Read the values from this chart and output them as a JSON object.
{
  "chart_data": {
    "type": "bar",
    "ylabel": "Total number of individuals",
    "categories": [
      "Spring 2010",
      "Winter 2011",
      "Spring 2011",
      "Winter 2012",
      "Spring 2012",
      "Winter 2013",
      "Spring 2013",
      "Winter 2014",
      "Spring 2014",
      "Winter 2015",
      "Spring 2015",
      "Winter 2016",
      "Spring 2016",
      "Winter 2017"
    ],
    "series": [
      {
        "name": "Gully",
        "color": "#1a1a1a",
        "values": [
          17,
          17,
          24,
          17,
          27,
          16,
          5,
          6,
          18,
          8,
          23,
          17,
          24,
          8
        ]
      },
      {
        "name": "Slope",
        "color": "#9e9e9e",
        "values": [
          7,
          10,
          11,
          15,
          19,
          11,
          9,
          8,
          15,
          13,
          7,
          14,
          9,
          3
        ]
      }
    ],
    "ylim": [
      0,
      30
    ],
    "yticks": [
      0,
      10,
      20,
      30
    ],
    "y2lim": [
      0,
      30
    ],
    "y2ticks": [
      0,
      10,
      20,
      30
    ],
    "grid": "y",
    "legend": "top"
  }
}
#####
:: Task ::
Write down the number of lines where the word "Winter" appears, and nothing further.

:: Written solution ::
7